### WHAT YOU NEED TO DO:
Return each line of the data below verbatim; pictures are to be left out.

### INPUT ROWS:
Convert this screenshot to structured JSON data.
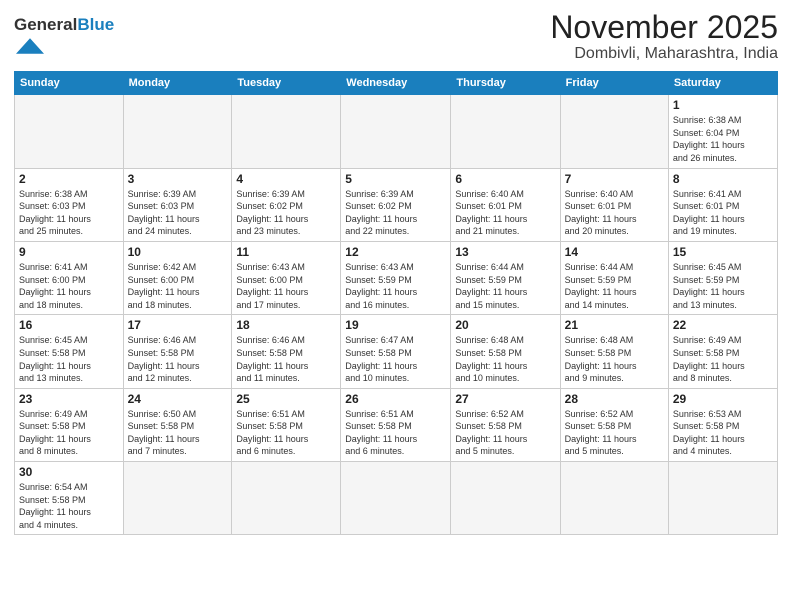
{
  "logo": {
    "text_general": "General",
    "text_blue": "Blue"
  },
  "title": "November 2025",
  "subtitle": "Dombivli, Maharashtra, India",
  "days_of_week": [
    "Sunday",
    "Monday",
    "Tuesday",
    "Wednesday",
    "Thursday",
    "Friday",
    "Saturday"
  ],
  "weeks": [
    [
      {
        "day": "",
        "info": "",
        "empty": true
      },
      {
        "day": "",
        "info": "",
        "empty": true
      },
      {
        "day": "",
        "info": "",
        "empty": true
      },
      {
        "day": "",
        "info": "",
        "empty": true
      },
      {
        "day": "",
        "info": "",
        "empty": true
      },
      {
        "day": "",
        "info": "",
        "empty": true
      },
      {
        "day": "1",
        "info": "Sunrise: 6:38 AM\nSunset: 6:04 PM\nDaylight: 11 hours\nand 26 minutes.",
        "empty": false
      }
    ],
    [
      {
        "day": "2",
        "info": "Sunrise: 6:38 AM\nSunset: 6:03 PM\nDaylight: 11 hours\nand 25 minutes.",
        "empty": false
      },
      {
        "day": "3",
        "info": "Sunrise: 6:39 AM\nSunset: 6:03 PM\nDaylight: 11 hours\nand 24 minutes.",
        "empty": false
      },
      {
        "day": "4",
        "info": "Sunrise: 6:39 AM\nSunset: 6:02 PM\nDaylight: 11 hours\nand 23 minutes.",
        "empty": false
      },
      {
        "day": "5",
        "info": "Sunrise: 6:39 AM\nSunset: 6:02 PM\nDaylight: 11 hours\nand 22 minutes.",
        "empty": false
      },
      {
        "day": "6",
        "info": "Sunrise: 6:40 AM\nSunset: 6:01 PM\nDaylight: 11 hours\nand 21 minutes.",
        "empty": false
      },
      {
        "day": "7",
        "info": "Sunrise: 6:40 AM\nSunset: 6:01 PM\nDaylight: 11 hours\nand 20 minutes.",
        "empty": false
      },
      {
        "day": "8",
        "info": "Sunrise: 6:41 AM\nSunset: 6:01 PM\nDaylight: 11 hours\nand 19 minutes.",
        "empty": false
      }
    ],
    [
      {
        "day": "9",
        "info": "Sunrise: 6:41 AM\nSunset: 6:00 PM\nDaylight: 11 hours\nand 18 minutes.",
        "empty": false
      },
      {
        "day": "10",
        "info": "Sunrise: 6:42 AM\nSunset: 6:00 PM\nDaylight: 11 hours\nand 18 minutes.",
        "empty": false
      },
      {
        "day": "11",
        "info": "Sunrise: 6:43 AM\nSunset: 6:00 PM\nDaylight: 11 hours\nand 17 minutes.",
        "empty": false
      },
      {
        "day": "12",
        "info": "Sunrise: 6:43 AM\nSunset: 5:59 PM\nDaylight: 11 hours\nand 16 minutes.",
        "empty": false
      },
      {
        "day": "13",
        "info": "Sunrise: 6:44 AM\nSunset: 5:59 PM\nDaylight: 11 hours\nand 15 minutes.",
        "empty": false
      },
      {
        "day": "14",
        "info": "Sunrise: 6:44 AM\nSunset: 5:59 PM\nDaylight: 11 hours\nand 14 minutes.",
        "empty": false
      },
      {
        "day": "15",
        "info": "Sunrise: 6:45 AM\nSunset: 5:59 PM\nDaylight: 11 hours\nand 13 minutes.",
        "empty": false
      }
    ],
    [
      {
        "day": "16",
        "info": "Sunrise: 6:45 AM\nSunset: 5:58 PM\nDaylight: 11 hours\nand 13 minutes.",
        "empty": false
      },
      {
        "day": "17",
        "info": "Sunrise: 6:46 AM\nSunset: 5:58 PM\nDaylight: 11 hours\nand 12 minutes.",
        "empty": false
      },
      {
        "day": "18",
        "info": "Sunrise: 6:46 AM\nSunset: 5:58 PM\nDaylight: 11 hours\nand 11 minutes.",
        "empty": false
      },
      {
        "day": "19",
        "info": "Sunrise: 6:47 AM\nSunset: 5:58 PM\nDaylight: 11 hours\nand 10 minutes.",
        "empty": false
      },
      {
        "day": "20",
        "info": "Sunrise: 6:48 AM\nSunset: 5:58 PM\nDaylight: 11 hours\nand 10 minutes.",
        "empty": false
      },
      {
        "day": "21",
        "info": "Sunrise: 6:48 AM\nSunset: 5:58 PM\nDaylight: 11 hours\nand 9 minutes.",
        "empty": false
      },
      {
        "day": "22",
        "info": "Sunrise: 6:49 AM\nSunset: 5:58 PM\nDaylight: 11 hours\nand 8 minutes.",
        "empty": false
      }
    ],
    [
      {
        "day": "23",
        "info": "Sunrise: 6:49 AM\nSunset: 5:58 PM\nDaylight: 11 hours\nand 8 minutes.",
        "empty": false
      },
      {
        "day": "24",
        "info": "Sunrise: 6:50 AM\nSunset: 5:58 PM\nDaylight: 11 hours\nand 7 minutes.",
        "empty": false
      },
      {
        "day": "25",
        "info": "Sunrise: 6:51 AM\nSunset: 5:58 PM\nDaylight: 11 hours\nand 6 minutes.",
        "empty": false
      },
      {
        "day": "26",
        "info": "Sunrise: 6:51 AM\nSunset: 5:58 PM\nDaylight: 11 hours\nand 6 minutes.",
        "empty": false
      },
      {
        "day": "27",
        "info": "Sunrise: 6:52 AM\nSunset: 5:58 PM\nDaylight: 11 hours\nand 5 minutes.",
        "empty": false
      },
      {
        "day": "28",
        "info": "Sunrise: 6:52 AM\nSunset: 5:58 PM\nDaylight: 11 hours\nand 5 minutes.",
        "empty": false
      },
      {
        "day": "29",
        "info": "Sunrise: 6:53 AM\nSunset: 5:58 PM\nDaylight: 11 hours\nand 4 minutes.",
        "empty": false
      }
    ],
    [
      {
        "day": "30",
        "info": "Sunrise: 6:54 AM\nSunset: 5:58 PM\nDaylight: 11 hours\nand 4 minutes.",
        "empty": false
      },
      {
        "day": "",
        "info": "",
        "empty": true
      },
      {
        "day": "",
        "info": "",
        "empty": true
      },
      {
        "day": "",
        "info": "",
        "empty": true
      },
      {
        "day": "",
        "info": "",
        "empty": true
      },
      {
        "day": "",
        "info": "",
        "empty": true
      },
      {
        "day": "",
        "info": "",
        "empty": true
      }
    ]
  ]
}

### WORKED ANSWER:
Convert this screenshot to structured JSON data.
{
  "logo": {
    "text_general": "General",
    "text_blue": "Blue"
  },
  "title": "November 2025",
  "subtitle": "Dombivli, Maharashtra, India",
  "days_of_week": [
    "Sunday",
    "Monday",
    "Tuesday",
    "Wednesday",
    "Thursday",
    "Friday",
    "Saturday"
  ],
  "weeks": [
    [
      {
        "day": "",
        "info": "",
        "empty": true
      },
      {
        "day": "",
        "info": "",
        "empty": true
      },
      {
        "day": "",
        "info": "",
        "empty": true
      },
      {
        "day": "",
        "info": "",
        "empty": true
      },
      {
        "day": "",
        "info": "",
        "empty": true
      },
      {
        "day": "",
        "info": "",
        "empty": true
      },
      {
        "day": "1",
        "info": "Sunrise: 6:38 AM\nSunset: 6:04 PM\nDaylight: 11 hours\nand 26 minutes.",
        "empty": false
      }
    ],
    [
      {
        "day": "2",
        "info": "Sunrise: 6:38 AM\nSunset: 6:03 PM\nDaylight: 11 hours\nand 25 minutes.",
        "empty": false
      },
      {
        "day": "3",
        "info": "Sunrise: 6:39 AM\nSunset: 6:03 PM\nDaylight: 11 hours\nand 24 minutes.",
        "empty": false
      },
      {
        "day": "4",
        "info": "Sunrise: 6:39 AM\nSunset: 6:02 PM\nDaylight: 11 hours\nand 23 minutes.",
        "empty": false
      },
      {
        "day": "5",
        "info": "Sunrise: 6:39 AM\nSunset: 6:02 PM\nDaylight: 11 hours\nand 22 minutes.",
        "empty": false
      },
      {
        "day": "6",
        "info": "Sunrise: 6:40 AM\nSunset: 6:01 PM\nDaylight: 11 hours\nand 21 minutes.",
        "empty": false
      },
      {
        "day": "7",
        "info": "Sunrise: 6:40 AM\nSunset: 6:01 PM\nDaylight: 11 hours\nand 20 minutes.",
        "empty": false
      },
      {
        "day": "8",
        "info": "Sunrise: 6:41 AM\nSunset: 6:01 PM\nDaylight: 11 hours\nand 19 minutes.",
        "empty": false
      }
    ],
    [
      {
        "day": "9",
        "info": "Sunrise: 6:41 AM\nSunset: 6:00 PM\nDaylight: 11 hours\nand 18 minutes.",
        "empty": false
      },
      {
        "day": "10",
        "info": "Sunrise: 6:42 AM\nSunset: 6:00 PM\nDaylight: 11 hours\nand 18 minutes.",
        "empty": false
      },
      {
        "day": "11",
        "info": "Sunrise: 6:43 AM\nSunset: 6:00 PM\nDaylight: 11 hours\nand 17 minutes.",
        "empty": false
      },
      {
        "day": "12",
        "info": "Sunrise: 6:43 AM\nSunset: 5:59 PM\nDaylight: 11 hours\nand 16 minutes.",
        "empty": false
      },
      {
        "day": "13",
        "info": "Sunrise: 6:44 AM\nSunset: 5:59 PM\nDaylight: 11 hours\nand 15 minutes.",
        "empty": false
      },
      {
        "day": "14",
        "info": "Sunrise: 6:44 AM\nSunset: 5:59 PM\nDaylight: 11 hours\nand 14 minutes.",
        "empty": false
      },
      {
        "day": "15",
        "info": "Sunrise: 6:45 AM\nSunset: 5:59 PM\nDaylight: 11 hours\nand 13 minutes.",
        "empty": false
      }
    ],
    [
      {
        "day": "16",
        "info": "Sunrise: 6:45 AM\nSunset: 5:58 PM\nDaylight: 11 hours\nand 13 minutes.",
        "empty": false
      },
      {
        "day": "17",
        "info": "Sunrise: 6:46 AM\nSunset: 5:58 PM\nDaylight: 11 hours\nand 12 minutes.",
        "empty": false
      },
      {
        "day": "18",
        "info": "Sunrise: 6:46 AM\nSunset: 5:58 PM\nDaylight: 11 hours\nand 11 minutes.",
        "empty": false
      },
      {
        "day": "19",
        "info": "Sunrise: 6:47 AM\nSunset: 5:58 PM\nDaylight: 11 hours\nand 10 minutes.",
        "empty": false
      },
      {
        "day": "20",
        "info": "Sunrise: 6:48 AM\nSunset: 5:58 PM\nDaylight: 11 hours\nand 10 minutes.",
        "empty": false
      },
      {
        "day": "21",
        "info": "Sunrise: 6:48 AM\nSunset: 5:58 PM\nDaylight: 11 hours\nand 9 minutes.",
        "empty": false
      },
      {
        "day": "22",
        "info": "Sunrise: 6:49 AM\nSunset: 5:58 PM\nDaylight: 11 hours\nand 8 minutes.",
        "empty": false
      }
    ],
    [
      {
        "day": "23",
        "info": "Sunrise: 6:49 AM\nSunset: 5:58 PM\nDaylight: 11 hours\nand 8 minutes.",
        "empty": false
      },
      {
        "day": "24",
        "info": "Sunrise: 6:50 AM\nSunset: 5:58 PM\nDaylight: 11 hours\nand 7 minutes.",
        "empty": false
      },
      {
        "day": "25",
        "info": "Sunrise: 6:51 AM\nSunset: 5:58 PM\nDaylight: 11 hours\nand 6 minutes.",
        "empty": false
      },
      {
        "day": "26",
        "info": "Sunrise: 6:51 AM\nSunset: 5:58 PM\nDaylight: 11 hours\nand 6 minutes.",
        "empty": false
      },
      {
        "day": "27",
        "info": "Sunrise: 6:52 AM\nSunset: 5:58 PM\nDaylight: 11 hours\nand 5 minutes.",
        "empty": false
      },
      {
        "day": "28",
        "info": "Sunrise: 6:52 AM\nSunset: 5:58 PM\nDaylight: 11 hours\nand 5 minutes.",
        "empty": false
      },
      {
        "day": "29",
        "info": "Sunrise: 6:53 AM\nSunset: 5:58 PM\nDaylight: 11 hours\nand 4 minutes.",
        "empty": false
      }
    ],
    [
      {
        "day": "30",
        "info": "Sunrise: 6:54 AM\nSunset: 5:58 PM\nDaylight: 11 hours\nand 4 minutes.",
        "empty": false
      },
      {
        "day": "",
        "info": "",
        "empty": true
      },
      {
        "day": "",
        "info": "",
        "empty": true
      },
      {
        "day": "",
        "info": "",
        "empty": true
      },
      {
        "day": "",
        "info": "",
        "empty": true
      },
      {
        "day": "",
        "info": "",
        "empty": true
      },
      {
        "day": "",
        "info": "",
        "empty": true
      }
    ]
  ]
}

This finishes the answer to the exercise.